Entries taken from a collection
◆ ◆ ◆ ◆ ◆

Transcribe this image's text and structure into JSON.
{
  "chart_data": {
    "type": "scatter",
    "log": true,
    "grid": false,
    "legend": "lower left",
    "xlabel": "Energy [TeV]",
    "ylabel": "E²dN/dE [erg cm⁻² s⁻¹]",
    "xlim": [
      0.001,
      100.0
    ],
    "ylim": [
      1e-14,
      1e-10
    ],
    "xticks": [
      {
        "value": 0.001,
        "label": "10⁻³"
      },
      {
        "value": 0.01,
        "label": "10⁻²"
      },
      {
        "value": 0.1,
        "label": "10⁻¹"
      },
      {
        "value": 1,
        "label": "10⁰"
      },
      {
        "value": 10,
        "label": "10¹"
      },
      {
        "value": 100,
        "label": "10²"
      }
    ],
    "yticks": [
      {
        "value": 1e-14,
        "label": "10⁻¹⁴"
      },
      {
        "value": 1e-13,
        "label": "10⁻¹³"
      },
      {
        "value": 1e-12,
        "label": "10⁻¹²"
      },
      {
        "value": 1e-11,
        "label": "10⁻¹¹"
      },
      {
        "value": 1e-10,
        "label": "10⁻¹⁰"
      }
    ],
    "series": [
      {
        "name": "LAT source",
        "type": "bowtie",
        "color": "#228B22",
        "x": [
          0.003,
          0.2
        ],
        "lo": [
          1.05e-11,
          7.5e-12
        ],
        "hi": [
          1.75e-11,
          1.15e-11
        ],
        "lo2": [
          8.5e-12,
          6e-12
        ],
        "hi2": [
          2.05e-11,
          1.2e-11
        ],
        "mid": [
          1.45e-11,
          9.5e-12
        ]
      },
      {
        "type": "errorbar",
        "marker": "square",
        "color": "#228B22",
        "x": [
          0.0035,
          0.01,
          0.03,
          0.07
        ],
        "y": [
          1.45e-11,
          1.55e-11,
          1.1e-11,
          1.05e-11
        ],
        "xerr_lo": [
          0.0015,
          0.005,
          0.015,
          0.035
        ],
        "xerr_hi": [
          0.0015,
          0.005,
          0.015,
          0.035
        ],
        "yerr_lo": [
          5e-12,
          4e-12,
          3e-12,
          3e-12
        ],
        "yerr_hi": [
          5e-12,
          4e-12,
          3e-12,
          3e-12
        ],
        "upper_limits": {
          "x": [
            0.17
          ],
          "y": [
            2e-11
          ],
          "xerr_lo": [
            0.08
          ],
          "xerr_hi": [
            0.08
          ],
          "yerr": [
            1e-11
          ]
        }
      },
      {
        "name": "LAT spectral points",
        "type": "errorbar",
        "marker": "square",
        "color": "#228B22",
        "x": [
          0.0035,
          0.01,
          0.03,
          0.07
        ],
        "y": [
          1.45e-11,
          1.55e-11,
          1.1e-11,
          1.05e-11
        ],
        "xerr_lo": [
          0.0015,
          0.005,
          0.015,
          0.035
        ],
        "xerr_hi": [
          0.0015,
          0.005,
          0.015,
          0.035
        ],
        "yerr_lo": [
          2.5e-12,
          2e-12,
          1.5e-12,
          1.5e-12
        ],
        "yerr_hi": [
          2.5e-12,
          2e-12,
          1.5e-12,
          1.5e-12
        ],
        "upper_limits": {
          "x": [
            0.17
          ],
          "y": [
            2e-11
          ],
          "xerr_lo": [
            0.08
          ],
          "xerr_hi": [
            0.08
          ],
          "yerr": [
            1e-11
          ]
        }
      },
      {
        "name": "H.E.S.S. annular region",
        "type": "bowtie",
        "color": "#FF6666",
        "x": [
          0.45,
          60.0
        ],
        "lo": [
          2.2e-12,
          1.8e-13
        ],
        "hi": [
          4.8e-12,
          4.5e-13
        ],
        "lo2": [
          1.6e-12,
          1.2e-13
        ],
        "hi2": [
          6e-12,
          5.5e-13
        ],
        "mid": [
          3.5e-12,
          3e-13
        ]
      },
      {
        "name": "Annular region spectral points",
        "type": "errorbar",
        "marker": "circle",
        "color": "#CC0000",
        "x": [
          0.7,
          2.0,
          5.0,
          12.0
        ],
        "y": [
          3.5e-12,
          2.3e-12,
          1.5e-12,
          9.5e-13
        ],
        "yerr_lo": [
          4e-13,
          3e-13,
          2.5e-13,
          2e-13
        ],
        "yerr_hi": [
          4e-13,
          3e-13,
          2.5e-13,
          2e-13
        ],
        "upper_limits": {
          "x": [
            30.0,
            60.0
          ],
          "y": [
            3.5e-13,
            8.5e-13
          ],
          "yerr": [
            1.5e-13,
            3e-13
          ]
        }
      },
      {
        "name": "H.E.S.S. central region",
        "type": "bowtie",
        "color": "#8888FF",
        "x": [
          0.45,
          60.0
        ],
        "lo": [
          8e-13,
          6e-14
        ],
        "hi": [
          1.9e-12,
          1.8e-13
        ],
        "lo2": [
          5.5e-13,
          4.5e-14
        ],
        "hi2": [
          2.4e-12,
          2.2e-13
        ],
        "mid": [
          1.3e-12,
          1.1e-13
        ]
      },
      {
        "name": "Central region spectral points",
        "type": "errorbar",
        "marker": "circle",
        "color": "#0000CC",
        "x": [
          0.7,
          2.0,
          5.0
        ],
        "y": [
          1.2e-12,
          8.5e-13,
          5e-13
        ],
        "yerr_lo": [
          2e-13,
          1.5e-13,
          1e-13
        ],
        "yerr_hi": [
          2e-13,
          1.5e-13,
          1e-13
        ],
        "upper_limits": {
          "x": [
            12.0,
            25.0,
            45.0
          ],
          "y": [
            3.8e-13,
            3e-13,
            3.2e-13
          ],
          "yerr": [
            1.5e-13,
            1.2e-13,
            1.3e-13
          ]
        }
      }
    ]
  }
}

◆ ◆ ◆ ◆ ◆

**EXERCISE:**
Transcribe the material above word for word.

**TASK RESULT:**
Transcribe this image's text and structure into JSON.
{
  "chart_data": {
    "type": "scatter",
    "log": true,
    "grid": false,
    "legend": "lower left",
    "xlabel": "Energy [TeV]",
    "ylabel": "E²dN/dE [erg cm⁻² s⁻¹]",
    "xlim": [
      0.001,
      100.0
    ],
    "ylim": [
      1e-14,
      1e-10
    ],
    "xticks": [
      {
        "value": 0.001,
        "label": "10⁻³"
      },
      {
        "value": 0.01,
        "label": "10⁻²"
      },
      {
        "value": 0.1,
        "label": "10⁻¹"
      },
      {
        "value": 1,
        "label": "10⁰"
      },
      {
        "value": 10,
        "label": "10¹"
      },
      {
        "value": 100,
        "label": "10²"
      }
    ],
    "yticks": [
      {
        "value": 1e-14,
        "label": "10⁻¹⁴"
      },
      {
        "value": 1e-13,
        "label": "10⁻¹³"
      },
      {
        "value": 1e-12,
        "label": "10⁻¹²"
      },
      {
        "value": 1e-11,
        "label": "10⁻¹¹"
      },
      {
        "value": 1e-10,
        "label": "10⁻¹⁰"
      }
    ],
    "series": [
      {
        "name": "LAT source",
        "type": "bowtie",
        "color": "#228B22",
        "x": [
          0.003,
          0.2
        ],
        "lo": [
          1.05e-11,
          7.5e-12
        ],
        "hi": [
          1.75e-11,
          1.15e-11
        ],
        "lo2": [
          8.5e-12,
          6e-12
        ],
        "hi2": [
          2.05e-11,
          1.2e-11
        ],
        "mid": [
          1.45e-11,
          9.5e-12
        ]
      },
      {
        "type": "errorbar",
        "marker": "square",
        "color": "#228B22",
        "x": [
          0.0035,
          0.01,
          0.03,
          0.07
        ],
        "y": [
          1.45e-11,
          1.55e-11,
          1.1e-11,
          1.05e-11
        ],
        "xerr_lo": [
          0.0015,
          0.005,
          0.015,
          0.035
        ],
        "xerr_hi": [
          0.0015,
          0.005,
          0.015,
          0.035
        ],
        "yerr_lo": [
          5e-12,
          4e-12,
          3e-12,
          3e-12
        ],
        "yerr_hi": [
          5e-12,
          4e-12,
          3e-12,
          3e-12
        ],
        "upper_limits": {
          "x": [
            0.17
          ],
          "y": [
            2e-11
          ],
          "xerr_lo": [
            0.08
          ],
          "xerr_hi": [
            0.08
          ],
          "yerr": [
            1e-11
          ]
        }
      },
      {
        "name": "LAT spectral points",
        "type": "errorbar",
        "marker": "square",
        "color": "#228B22",
        "x": [
          0.0035,
          0.01,
          0.03,
          0.07
        ],
        "y": [
          1.45e-11,
          1.55e-11,
          1.1e-11,
          1.05e-11
        ],
        "xerr_lo": [
          0.0015,
          0.005,
          0.015,
          0.035
        ],
        "xerr_hi": [
          0.0015,
          0.005,
          0.015,
          0.035
        ],
        "yerr_lo": [
          2.5e-12,
          2e-12,
          1.5e-12,
          1.5e-12
        ],
        "yerr_hi": [
          2.5e-12,
          2e-12,
          1.5e-12,
          1.5e-12
        ],
        "upper_limits": {
          "x": [
            0.17
          ],
          "y": [
            2e-11
          ],
          "xerr_lo": [
            0.08
          ],
          "xerr_hi": [
            0.08
          ],
          "yerr": [
            1e-11
          ]
        }
      },
      {
        "name": "H.E.S.S. annular region",
        "type": "bowtie",
        "color": "#FF6666",
        "x": [
          0.45,
          60.0
        ],
        "lo": [
          2.2e-12,
          1.8e-13
        ],
        "hi": [
          4.8e-12,
          4.5e-13
        ],
        "lo2": [
          1.6e-12,
          1.2e-13
        ],
        "hi2": [
          6e-12,
          5.5e-13
        ],
        "mid": [
          3.5e-12,
          3e-13
        ]
      },
      {
        "name": "Annular region spectral points",
        "type": "errorbar",
        "marker": "circle",
        "color": "#CC0000",
        "x": [
          0.7,
          2.0,
          5.0,
          12.0
        ],
        "y": [
          3.5e-12,
          2.3e-12,
          1.5e-12,
          9.5e-13
        ],
        "yerr_lo": [
          4e-13,
          3e-13,
          2.5e-13,
          2e-13
        ],
        "yerr_hi": [
          4e-13,
          3e-13,
          2.5e-13,
          2e-13
        ],
        "upper_limits": {
          "x": [
            30.0,
            60.0
          ],
          "y": [
            3.5e-13,
            8.5e-13
          ],
          "yerr": [
            1.5e-13,
            3e-13
          ]
        }
      },
      {
        "name": "H.E.S.S. central region",
        "type": "bowtie",
        "color": "#8888FF",
        "x": [
          0.45,
          60.0
        ],
        "lo": [
          8e-13,
          6e-14
        ],
        "hi": [
          1.9e-12,
          1.8e-13
        ],
        "lo2": [
          5.5e-13,
          4.5e-14
        ],
        "hi2": [
          2.4e-12,
          2.2e-13
        ],
        "mid": [
          1.3e-12,
          1.1e-13
        ]
      },
      {
        "name": "Central region spectral points",
        "type": "errorbar",
        "marker": "circle",
        "color": "#0000CC",
        "x": [
          0.7,
          2.0,
          5.0
        ],
        "y": [
          1.2e-12,
          8.5e-13,
          5e-13
        ],
        "yerr_lo": [
          2e-13,
          1.5e-13,
          1e-13
        ],
        "yerr_hi": [
          2e-13,
          1.5e-13,
          1e-13
        ],
        "upper_limits": {
          "x": [
            12.0,
            25.0,
            45.0
          ],
          "y": [
            3.8e-13,
            3e-13,
            3.2e-13
          ],
          "yerr": [
            1.5e-13,
            1.2e-13,
            1.3e-13
          ]
        }
      }
    ]
  }
}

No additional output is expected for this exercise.